Records from a dataset
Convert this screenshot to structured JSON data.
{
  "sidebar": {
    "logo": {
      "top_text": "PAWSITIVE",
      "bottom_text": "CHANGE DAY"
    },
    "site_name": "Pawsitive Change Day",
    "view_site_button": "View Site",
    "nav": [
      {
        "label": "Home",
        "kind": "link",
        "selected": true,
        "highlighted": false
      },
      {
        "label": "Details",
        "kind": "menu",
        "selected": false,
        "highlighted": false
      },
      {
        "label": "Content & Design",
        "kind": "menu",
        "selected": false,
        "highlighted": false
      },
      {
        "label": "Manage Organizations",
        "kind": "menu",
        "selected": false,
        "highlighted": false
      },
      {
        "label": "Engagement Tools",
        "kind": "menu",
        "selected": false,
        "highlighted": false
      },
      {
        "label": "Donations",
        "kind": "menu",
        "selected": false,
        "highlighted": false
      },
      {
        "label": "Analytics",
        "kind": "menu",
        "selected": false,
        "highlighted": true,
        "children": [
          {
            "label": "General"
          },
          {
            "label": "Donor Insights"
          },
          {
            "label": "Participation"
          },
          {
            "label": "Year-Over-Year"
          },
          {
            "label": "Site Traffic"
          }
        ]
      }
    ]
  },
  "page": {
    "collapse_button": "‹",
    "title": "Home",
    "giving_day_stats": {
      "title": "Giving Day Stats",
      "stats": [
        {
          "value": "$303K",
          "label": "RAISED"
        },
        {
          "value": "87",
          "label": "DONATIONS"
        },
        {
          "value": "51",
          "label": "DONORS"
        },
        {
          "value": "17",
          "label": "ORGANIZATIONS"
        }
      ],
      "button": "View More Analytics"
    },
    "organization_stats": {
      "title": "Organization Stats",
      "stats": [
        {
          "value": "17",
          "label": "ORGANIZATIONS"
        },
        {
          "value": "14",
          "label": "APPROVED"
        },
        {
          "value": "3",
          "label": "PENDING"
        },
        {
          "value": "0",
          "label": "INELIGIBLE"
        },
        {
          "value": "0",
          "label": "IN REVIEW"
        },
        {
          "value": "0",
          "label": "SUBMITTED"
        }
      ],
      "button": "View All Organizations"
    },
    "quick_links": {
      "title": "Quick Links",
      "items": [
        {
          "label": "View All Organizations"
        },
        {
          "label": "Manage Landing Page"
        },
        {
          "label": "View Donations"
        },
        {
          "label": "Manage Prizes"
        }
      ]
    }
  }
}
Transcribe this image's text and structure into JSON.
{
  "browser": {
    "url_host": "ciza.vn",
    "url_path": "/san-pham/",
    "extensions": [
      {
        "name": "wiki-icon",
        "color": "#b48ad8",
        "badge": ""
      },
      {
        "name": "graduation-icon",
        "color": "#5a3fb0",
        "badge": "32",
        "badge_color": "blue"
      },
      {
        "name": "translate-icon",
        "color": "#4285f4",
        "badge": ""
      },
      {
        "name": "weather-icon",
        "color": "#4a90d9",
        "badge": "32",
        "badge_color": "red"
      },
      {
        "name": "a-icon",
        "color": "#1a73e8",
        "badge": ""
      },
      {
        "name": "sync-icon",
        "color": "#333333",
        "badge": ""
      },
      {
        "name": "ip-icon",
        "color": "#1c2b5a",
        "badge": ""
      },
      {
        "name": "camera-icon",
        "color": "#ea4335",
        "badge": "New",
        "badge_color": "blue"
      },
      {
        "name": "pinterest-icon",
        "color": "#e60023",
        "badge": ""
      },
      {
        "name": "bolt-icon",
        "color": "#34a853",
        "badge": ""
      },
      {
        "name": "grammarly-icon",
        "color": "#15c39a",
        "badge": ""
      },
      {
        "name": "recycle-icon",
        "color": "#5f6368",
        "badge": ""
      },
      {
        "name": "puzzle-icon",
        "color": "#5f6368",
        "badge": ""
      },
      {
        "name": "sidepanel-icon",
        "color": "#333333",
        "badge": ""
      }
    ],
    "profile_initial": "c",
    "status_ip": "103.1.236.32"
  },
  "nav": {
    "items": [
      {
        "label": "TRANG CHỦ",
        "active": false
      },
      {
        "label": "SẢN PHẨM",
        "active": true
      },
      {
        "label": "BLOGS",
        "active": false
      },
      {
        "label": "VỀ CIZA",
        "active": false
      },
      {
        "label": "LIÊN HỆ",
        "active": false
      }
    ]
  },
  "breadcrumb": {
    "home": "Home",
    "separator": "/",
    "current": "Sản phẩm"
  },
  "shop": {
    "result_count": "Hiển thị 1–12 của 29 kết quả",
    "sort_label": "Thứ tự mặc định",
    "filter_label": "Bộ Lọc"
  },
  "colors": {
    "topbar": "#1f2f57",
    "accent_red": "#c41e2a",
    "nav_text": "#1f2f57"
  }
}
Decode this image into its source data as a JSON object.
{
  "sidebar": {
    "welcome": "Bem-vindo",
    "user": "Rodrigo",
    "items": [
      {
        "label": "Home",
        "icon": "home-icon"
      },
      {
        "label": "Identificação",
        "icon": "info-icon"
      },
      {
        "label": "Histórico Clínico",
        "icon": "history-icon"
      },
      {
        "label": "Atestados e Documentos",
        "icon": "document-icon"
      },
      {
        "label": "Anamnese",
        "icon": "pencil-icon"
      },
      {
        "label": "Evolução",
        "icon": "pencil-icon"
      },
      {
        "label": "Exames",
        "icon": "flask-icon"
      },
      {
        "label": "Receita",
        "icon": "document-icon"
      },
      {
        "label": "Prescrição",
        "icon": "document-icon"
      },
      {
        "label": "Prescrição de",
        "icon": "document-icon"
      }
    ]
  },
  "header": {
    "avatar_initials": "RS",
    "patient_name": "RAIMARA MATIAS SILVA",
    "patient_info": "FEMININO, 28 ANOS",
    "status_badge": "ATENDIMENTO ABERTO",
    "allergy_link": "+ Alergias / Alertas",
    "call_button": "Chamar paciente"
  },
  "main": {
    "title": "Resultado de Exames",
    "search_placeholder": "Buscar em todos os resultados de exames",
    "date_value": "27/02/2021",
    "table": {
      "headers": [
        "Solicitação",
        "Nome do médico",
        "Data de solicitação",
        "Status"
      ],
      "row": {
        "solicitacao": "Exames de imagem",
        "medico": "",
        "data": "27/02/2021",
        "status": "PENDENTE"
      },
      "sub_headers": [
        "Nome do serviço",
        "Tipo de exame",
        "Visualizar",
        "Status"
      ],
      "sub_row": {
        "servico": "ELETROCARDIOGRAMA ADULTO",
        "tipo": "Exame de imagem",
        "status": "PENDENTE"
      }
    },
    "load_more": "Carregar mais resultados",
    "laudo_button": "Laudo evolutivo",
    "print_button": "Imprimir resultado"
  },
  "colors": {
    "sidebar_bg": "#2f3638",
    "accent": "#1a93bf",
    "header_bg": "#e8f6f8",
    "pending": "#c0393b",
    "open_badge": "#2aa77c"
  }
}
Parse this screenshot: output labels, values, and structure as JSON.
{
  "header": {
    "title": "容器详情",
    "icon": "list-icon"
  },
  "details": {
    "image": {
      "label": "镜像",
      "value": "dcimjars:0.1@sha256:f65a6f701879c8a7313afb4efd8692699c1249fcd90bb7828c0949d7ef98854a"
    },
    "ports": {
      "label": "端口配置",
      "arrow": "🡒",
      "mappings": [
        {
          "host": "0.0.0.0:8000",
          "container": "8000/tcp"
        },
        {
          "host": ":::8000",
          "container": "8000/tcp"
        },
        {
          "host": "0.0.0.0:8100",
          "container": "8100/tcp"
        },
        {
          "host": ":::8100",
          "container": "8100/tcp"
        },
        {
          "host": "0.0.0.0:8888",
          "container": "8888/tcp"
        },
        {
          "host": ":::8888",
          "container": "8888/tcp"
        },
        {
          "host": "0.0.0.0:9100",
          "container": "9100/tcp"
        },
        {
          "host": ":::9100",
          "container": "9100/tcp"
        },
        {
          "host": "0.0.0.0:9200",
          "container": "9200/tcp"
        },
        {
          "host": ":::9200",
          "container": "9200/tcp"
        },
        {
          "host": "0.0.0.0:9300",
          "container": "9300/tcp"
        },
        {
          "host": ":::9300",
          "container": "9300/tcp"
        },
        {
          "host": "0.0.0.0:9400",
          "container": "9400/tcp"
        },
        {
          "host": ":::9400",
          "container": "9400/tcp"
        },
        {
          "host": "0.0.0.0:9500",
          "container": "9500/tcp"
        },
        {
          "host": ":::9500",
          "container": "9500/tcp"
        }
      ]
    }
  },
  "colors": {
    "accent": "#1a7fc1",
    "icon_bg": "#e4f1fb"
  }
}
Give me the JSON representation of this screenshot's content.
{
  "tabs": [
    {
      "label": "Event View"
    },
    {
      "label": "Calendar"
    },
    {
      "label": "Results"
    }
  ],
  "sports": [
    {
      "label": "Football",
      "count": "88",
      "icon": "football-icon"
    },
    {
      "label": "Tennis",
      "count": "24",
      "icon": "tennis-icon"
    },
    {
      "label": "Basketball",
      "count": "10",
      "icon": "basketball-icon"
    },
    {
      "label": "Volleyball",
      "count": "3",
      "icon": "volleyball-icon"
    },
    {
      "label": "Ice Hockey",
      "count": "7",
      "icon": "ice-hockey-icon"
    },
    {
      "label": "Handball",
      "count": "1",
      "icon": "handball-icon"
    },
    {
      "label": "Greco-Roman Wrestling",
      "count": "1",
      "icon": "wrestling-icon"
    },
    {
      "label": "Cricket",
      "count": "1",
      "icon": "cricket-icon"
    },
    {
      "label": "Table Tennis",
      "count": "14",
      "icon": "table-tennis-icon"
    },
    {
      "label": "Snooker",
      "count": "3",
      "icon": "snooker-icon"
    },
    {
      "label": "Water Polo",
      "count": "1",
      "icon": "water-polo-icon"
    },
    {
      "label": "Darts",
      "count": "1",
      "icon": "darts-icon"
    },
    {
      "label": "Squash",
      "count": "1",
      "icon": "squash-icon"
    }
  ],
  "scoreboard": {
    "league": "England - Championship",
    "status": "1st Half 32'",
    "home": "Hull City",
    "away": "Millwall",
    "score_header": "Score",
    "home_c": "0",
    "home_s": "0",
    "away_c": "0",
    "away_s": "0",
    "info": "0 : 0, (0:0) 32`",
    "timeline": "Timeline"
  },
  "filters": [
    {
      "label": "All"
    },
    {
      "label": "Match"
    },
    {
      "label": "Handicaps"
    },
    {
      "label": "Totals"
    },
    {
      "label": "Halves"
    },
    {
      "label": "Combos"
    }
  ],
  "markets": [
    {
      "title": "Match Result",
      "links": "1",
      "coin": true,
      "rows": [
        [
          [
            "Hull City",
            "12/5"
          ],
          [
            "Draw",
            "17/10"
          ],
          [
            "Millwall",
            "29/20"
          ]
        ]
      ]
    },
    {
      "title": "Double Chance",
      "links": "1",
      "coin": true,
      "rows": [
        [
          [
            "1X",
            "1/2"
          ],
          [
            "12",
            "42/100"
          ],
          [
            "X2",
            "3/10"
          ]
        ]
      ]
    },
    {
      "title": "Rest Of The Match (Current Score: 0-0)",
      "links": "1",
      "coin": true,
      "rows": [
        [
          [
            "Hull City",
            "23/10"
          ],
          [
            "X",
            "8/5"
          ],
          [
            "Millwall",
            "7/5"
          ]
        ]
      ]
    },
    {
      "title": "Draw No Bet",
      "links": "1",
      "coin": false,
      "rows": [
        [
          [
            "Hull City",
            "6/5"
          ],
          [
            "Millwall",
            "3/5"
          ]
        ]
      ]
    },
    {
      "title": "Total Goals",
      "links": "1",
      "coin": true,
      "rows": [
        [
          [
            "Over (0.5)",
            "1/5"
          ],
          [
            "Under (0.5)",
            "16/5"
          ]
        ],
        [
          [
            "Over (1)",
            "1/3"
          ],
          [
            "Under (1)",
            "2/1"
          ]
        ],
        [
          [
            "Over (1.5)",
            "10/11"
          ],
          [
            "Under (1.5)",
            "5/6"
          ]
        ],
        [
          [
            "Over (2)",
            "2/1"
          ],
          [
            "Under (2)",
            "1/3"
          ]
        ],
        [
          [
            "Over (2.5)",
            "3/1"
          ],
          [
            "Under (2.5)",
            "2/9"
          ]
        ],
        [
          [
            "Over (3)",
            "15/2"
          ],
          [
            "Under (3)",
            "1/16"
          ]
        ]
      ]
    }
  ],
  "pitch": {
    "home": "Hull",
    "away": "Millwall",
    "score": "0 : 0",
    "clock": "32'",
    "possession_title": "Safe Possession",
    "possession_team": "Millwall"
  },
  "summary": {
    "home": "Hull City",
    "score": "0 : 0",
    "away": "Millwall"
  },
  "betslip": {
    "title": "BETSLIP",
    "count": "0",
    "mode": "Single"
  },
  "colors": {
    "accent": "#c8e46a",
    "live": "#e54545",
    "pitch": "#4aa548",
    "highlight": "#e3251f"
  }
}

▸ Work to complete: Check each line of the material above for "Manage" and say how many lines contain it, giving the number alone.

▸ Written solution: 3